◆ **Supplied entries**
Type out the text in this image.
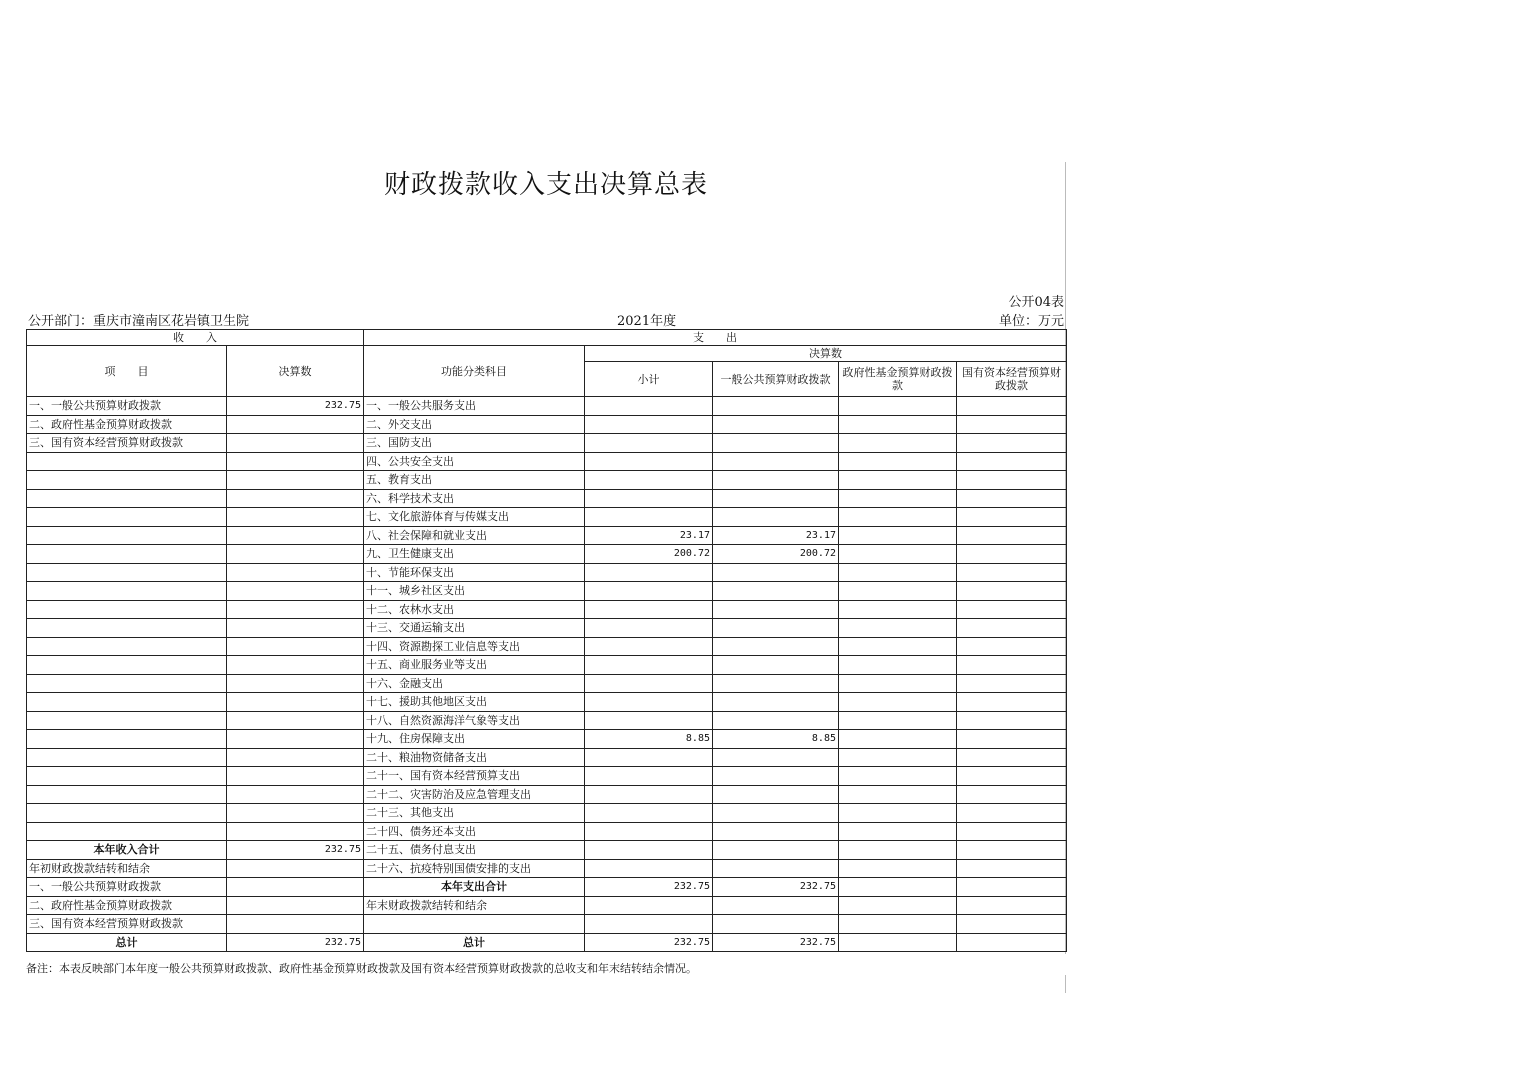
财政拨款收入支出决算总表
公开04表
公开部门：重庆市潼南区花岩镇卫生院	2021年度	单位：万元
收　　入		支　　出				
项　　目	决算数	功能分类科目	决算数			
			小计	一般公共预算财政拨款	政府性基金预算财政拨款	国有资本经营预算财政拨款

一、一般公共预算财政拨款	232.75	一、一般公共服务支出				
二、政府性基金预算财政拨款		二、外交支出				
三、国有资本经营预算财政拨款		三、国防支出				
		四、公共安全支出				
		五、教育支出				
		六、科学技术支出				
		七、文化旅游体育与传媒支出				
		八、社会保障和就业支出	23.17	23.17		
		九、卫生健康支出	200.72	200.72		
		十、节能环保支出				
		十一、城乡社区支出				
		十二、农林水支出				
		十三、交通运输支出				
		十四、资源勘探工业信息等支出				
		十五、商业服务业等支出				
		十六、金融支出				
		十七、援助其他地区支出				
		十八、自然资源海洋气象等支出				
		十九、住房保障支出	8.85	8.85		
		二十、粮油物资储备支出				
		二十一、国有资本经营预算支出				
		二十二、灾害防治及应急管理支出				
		二十三、其他支出				
		二十四、债务还本支出				
本年收入合计	232.75	二十五、债务付息支出				
年初财政拨款结转和结余		二十六、抗疫特别国债安排的支出				
一、一般公共预算财政拨款		本年支出合计	232.75	232.75		
二、政府性基金预算财政拨款		年末财政拨款结转和结余				
三、国有资本经营预算财政拨款						
总计	232.75	总计	232.75	232.75		
备注：本表反映部门本年度一般公共预算财政拨款、政府性基金预算财政拨款及国有资本经营预算财政拨款的总收支和年末结转结余情况。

◆ **Stated goal**
Take the listing above and restate it word for word, without its pictures.

◆ **Worked answer**
Type out the text in this image.
财政拨款收入支出决算总表
公开04表
公开部门：重庆市潼南区花岩镇卫生院	2021年度	单位：万元
收　　入		支　　出				
项　　目	决算数	功能分类科目	决算数			
			小计	一般公共预算财政拨款	政府性基金预算财政拨款	国有资本经营预算财政拨款

一、一般公共预算财政拨款	232.75	一、一般公共服务支出				
二、政府性基金预算财政拨款		二、外交支出				
三、国有资本经营预算财政拨款		三、国防支出				
		四、公共安全支出				
		五、教育支出				
		六、科学技术支出				
		七、文化旅游体育与传媒支出				
		八、社会保障和就业支出	23.17	23.17		
		九、卫生健康支出	200.72	200.72		
		十、节能环保支出				
		十一、城乡社区支出				
		十二、农林水支出				
		十三、交通运输支出				
		十四、资源勘探工业信息等支出				
		十五、商业服务业等支出				
		十六、金融支出				
		十七、援助其他地区支出				
		十八、自然资源海洋气象等支出				
		十九、住房保障支出	8.85	8.85		
		二十、粮油物资储备支出				
		二十一、国有资本经营预算支出				
		二十二、灾害防治及应急管理支出				
		二十三、其他支出				
		二十四、债务还本支出				
本年收入合计	232.75	二十五、债务付息支出				
年初财政拨款结转和结余		二十六、抗疫特别国债安排的支出				
一、一般公共预算财政拨款		本年支出合计	232.75	232.75		
二、政府性基金预算财政拨款		年末财政拨款结转和结余				
三、国有资本经营预算财政拨款						
总计	232.75	总计	232.75	232.75		
备注：本表反映部门本年度一般公共预算财政拨款、政府性基金预算财政拨款及国有资本经营预算财政拨款的总收支和年末结转结余情况。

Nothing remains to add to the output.